In the listing that follows, how many lines contain "assimilated"? Give the number only.

=======

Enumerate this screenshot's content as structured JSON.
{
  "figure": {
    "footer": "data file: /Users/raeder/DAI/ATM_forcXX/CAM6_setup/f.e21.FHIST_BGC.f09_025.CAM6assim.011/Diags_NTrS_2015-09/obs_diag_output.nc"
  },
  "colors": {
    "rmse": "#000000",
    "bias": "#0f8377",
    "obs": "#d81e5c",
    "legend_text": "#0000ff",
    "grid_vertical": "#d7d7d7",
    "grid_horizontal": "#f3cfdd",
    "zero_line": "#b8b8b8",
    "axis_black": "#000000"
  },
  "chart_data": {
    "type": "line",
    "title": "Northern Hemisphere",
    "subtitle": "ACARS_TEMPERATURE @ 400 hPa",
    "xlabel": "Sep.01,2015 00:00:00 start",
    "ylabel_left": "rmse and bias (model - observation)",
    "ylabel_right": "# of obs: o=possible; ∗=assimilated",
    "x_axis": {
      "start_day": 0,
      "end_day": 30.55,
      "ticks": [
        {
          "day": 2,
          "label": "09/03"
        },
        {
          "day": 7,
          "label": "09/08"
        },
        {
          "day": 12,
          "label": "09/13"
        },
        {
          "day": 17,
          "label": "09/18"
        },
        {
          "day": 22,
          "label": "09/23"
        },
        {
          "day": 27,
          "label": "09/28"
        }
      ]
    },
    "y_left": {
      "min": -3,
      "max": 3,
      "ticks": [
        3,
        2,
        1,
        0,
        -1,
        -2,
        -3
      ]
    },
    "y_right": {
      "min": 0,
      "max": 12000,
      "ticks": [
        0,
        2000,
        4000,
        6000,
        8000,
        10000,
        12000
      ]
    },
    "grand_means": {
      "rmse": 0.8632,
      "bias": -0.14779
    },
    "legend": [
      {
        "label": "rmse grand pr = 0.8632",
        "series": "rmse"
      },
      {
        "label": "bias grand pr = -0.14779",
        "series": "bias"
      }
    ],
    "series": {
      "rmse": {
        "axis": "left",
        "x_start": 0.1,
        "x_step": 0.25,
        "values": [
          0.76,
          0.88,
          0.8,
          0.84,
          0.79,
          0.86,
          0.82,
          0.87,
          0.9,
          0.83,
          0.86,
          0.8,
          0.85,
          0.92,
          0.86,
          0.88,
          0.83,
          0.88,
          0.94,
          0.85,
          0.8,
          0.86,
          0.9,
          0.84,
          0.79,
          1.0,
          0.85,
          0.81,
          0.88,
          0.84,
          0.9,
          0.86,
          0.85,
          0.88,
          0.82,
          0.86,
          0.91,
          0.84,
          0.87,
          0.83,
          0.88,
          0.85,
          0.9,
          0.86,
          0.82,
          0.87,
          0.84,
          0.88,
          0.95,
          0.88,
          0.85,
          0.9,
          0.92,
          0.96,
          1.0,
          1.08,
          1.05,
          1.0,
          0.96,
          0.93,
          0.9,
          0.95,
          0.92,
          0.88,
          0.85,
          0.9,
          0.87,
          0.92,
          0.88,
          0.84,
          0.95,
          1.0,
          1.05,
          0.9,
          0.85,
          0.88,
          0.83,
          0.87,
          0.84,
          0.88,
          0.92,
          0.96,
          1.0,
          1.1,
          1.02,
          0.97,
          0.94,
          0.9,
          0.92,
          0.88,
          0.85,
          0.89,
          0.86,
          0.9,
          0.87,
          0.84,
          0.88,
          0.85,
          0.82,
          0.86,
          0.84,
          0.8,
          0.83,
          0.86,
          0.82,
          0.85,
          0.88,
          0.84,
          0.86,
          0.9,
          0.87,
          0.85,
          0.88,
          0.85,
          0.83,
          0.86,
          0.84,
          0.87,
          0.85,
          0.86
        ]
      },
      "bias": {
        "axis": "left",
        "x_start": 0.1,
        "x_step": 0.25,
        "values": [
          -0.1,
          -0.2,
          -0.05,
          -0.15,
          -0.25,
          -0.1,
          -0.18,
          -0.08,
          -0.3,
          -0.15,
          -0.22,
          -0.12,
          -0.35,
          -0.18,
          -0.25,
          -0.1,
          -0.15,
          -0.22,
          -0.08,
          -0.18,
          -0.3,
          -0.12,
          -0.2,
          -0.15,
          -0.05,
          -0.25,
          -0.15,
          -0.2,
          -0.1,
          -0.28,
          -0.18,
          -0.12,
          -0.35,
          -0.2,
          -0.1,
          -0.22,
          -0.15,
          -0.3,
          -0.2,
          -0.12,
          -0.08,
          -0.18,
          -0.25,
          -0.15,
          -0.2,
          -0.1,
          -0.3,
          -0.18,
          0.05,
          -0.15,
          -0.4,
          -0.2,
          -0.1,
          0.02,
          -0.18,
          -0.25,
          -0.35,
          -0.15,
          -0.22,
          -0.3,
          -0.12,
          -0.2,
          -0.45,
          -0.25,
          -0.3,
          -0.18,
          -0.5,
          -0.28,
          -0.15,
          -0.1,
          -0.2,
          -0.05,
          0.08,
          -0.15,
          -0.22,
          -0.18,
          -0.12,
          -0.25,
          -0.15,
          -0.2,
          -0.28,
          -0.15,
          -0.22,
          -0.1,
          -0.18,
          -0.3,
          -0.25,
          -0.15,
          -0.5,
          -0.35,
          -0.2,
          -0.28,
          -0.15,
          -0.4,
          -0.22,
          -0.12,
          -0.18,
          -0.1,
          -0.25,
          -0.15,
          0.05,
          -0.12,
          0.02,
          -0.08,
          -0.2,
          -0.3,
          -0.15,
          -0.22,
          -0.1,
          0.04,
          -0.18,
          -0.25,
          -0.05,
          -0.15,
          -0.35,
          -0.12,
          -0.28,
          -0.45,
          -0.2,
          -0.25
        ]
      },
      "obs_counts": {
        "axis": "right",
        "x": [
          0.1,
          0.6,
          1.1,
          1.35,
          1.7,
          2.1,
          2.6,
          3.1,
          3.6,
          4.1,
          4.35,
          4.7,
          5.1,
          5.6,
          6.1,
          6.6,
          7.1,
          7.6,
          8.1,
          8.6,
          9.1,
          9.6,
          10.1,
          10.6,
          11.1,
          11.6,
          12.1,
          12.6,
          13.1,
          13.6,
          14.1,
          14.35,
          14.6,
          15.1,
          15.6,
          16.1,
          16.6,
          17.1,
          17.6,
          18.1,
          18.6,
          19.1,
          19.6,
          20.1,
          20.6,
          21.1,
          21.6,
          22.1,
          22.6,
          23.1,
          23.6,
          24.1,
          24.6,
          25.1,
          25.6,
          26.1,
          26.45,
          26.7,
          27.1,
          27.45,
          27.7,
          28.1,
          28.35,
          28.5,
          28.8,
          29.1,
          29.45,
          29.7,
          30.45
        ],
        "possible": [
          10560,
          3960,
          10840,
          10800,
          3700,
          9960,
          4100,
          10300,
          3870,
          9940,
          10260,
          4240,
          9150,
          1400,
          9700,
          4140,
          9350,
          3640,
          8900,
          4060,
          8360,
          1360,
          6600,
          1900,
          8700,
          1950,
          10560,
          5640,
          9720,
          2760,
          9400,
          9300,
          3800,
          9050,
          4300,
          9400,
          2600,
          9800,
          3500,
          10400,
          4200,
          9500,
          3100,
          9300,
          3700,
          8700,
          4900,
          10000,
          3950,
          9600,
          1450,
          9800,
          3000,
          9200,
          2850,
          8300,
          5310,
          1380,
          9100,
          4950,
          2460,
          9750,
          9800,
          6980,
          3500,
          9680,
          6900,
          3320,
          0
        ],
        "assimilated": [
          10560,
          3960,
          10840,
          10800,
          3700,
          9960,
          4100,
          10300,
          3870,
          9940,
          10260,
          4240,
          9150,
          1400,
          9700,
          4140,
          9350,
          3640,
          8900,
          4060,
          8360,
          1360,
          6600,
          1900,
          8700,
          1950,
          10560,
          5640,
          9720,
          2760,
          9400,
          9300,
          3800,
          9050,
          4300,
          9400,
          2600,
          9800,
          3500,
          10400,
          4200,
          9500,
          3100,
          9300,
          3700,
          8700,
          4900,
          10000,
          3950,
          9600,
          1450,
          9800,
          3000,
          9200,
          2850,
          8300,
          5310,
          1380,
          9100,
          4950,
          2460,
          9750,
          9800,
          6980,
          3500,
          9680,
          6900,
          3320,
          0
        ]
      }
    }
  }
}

=======

RESULT OF THIS EXERCISE> 2